- _What is required_
Each line of the listing that contains the word "希望对大家有所帮助" is to be copied.

- _Input_
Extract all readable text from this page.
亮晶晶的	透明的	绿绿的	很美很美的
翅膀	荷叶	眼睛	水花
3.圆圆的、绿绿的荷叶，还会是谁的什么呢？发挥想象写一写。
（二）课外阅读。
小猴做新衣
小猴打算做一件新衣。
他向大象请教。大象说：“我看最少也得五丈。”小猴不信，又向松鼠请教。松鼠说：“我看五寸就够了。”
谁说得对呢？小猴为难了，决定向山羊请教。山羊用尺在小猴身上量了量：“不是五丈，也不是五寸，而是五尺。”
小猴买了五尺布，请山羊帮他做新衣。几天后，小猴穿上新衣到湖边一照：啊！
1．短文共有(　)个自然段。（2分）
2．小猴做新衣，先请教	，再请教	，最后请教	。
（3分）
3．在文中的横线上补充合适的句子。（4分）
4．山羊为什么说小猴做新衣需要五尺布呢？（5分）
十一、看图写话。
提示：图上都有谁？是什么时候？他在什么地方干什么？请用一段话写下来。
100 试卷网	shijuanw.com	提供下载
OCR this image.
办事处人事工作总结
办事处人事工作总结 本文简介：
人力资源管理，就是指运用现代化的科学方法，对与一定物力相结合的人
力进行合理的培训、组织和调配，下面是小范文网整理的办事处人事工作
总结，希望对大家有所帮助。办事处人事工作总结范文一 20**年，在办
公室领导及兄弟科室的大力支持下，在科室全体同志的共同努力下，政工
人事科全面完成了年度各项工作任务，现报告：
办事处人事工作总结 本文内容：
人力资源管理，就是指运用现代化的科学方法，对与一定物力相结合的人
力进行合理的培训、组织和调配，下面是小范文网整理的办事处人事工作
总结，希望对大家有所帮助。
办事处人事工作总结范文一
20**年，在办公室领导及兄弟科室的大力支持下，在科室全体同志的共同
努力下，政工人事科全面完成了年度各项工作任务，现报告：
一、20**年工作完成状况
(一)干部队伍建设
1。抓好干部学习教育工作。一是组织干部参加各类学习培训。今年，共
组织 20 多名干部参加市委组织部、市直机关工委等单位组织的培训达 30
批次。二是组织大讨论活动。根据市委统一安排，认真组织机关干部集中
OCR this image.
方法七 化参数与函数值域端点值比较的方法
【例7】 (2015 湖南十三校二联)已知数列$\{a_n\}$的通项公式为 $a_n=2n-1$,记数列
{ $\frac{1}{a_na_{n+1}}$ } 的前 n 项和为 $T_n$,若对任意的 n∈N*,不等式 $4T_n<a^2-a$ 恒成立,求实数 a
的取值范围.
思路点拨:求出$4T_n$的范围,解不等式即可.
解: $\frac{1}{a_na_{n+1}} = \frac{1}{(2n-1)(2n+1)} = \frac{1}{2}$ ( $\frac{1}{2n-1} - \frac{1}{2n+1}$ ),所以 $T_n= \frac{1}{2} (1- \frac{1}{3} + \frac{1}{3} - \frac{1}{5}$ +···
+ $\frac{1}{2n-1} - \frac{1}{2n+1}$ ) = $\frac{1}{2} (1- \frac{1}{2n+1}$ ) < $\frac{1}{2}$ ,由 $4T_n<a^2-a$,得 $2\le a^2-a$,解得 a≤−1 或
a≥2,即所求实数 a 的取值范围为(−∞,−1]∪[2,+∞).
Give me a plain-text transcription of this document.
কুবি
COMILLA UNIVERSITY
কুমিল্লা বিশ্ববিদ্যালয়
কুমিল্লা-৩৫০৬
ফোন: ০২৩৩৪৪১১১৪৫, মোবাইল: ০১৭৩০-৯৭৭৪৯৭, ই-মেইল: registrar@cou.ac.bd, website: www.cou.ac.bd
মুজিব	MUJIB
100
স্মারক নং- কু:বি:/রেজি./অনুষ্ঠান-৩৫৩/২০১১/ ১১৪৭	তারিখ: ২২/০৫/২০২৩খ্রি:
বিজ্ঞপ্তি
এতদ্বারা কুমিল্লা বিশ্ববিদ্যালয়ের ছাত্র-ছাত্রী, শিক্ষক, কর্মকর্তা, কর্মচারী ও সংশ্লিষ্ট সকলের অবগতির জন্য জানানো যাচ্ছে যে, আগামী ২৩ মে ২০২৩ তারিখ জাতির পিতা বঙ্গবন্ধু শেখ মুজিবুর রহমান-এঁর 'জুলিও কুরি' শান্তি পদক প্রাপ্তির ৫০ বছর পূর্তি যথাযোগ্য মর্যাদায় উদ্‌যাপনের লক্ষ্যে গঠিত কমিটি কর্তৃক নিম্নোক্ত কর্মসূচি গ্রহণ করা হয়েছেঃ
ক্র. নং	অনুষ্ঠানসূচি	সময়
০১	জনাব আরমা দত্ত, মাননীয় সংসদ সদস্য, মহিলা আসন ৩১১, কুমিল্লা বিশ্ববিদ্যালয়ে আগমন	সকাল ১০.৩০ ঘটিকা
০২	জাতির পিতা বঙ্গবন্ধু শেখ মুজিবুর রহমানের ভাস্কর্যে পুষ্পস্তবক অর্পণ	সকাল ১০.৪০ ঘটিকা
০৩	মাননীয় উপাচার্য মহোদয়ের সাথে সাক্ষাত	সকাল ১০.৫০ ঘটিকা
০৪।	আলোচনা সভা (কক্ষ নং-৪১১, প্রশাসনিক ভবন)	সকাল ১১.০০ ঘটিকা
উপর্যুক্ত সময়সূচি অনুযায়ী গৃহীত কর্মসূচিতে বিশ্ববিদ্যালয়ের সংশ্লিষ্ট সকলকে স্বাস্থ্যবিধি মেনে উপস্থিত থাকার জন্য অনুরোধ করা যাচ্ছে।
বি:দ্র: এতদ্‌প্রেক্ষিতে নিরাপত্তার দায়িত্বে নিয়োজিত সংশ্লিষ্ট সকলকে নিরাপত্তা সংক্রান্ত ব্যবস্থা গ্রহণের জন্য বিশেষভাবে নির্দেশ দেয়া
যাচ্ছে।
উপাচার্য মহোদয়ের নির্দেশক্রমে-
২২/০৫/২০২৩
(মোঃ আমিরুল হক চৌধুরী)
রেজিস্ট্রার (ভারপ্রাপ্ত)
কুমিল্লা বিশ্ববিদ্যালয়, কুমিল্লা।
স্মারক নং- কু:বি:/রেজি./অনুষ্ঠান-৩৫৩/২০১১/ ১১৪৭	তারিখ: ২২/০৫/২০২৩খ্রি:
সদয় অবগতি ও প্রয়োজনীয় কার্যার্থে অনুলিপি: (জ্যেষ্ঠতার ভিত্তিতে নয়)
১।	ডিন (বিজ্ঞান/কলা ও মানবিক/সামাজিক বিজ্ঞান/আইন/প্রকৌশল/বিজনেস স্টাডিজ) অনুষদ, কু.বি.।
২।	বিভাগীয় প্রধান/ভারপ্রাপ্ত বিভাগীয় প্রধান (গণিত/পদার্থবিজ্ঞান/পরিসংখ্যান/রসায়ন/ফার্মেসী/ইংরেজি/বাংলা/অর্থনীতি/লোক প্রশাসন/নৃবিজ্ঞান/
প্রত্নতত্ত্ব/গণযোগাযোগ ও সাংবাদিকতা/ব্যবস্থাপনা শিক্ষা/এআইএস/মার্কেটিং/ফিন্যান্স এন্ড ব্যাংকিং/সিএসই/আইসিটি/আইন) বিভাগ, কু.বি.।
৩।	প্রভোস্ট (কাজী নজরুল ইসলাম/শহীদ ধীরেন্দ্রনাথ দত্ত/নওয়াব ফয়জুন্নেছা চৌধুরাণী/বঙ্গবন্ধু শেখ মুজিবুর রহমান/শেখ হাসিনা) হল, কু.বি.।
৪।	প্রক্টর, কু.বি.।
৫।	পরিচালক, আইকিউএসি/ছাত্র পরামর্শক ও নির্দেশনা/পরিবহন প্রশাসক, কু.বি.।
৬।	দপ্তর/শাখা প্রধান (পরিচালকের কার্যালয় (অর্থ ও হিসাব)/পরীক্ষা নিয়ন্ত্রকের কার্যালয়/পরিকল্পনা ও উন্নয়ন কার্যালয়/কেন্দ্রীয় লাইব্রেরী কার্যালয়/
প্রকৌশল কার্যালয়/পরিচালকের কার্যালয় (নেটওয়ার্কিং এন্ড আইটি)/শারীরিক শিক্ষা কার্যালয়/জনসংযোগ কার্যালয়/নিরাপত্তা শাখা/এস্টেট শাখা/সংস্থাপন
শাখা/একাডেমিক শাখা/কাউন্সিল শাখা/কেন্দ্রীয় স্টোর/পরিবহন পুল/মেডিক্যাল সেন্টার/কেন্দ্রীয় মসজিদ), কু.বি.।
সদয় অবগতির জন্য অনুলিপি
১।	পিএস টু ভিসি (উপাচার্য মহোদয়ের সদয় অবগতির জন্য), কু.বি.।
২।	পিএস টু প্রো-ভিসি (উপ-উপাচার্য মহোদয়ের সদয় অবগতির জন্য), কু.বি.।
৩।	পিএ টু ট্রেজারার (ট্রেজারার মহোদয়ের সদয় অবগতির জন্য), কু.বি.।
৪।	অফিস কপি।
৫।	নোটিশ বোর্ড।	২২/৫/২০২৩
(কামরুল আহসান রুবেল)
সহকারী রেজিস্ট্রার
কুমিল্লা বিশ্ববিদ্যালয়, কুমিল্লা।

- _Final result_
总结，希望对大家有所帮助。办事处人事工作总结范文一 20**年，在办
总结，希望对大家有所帮助。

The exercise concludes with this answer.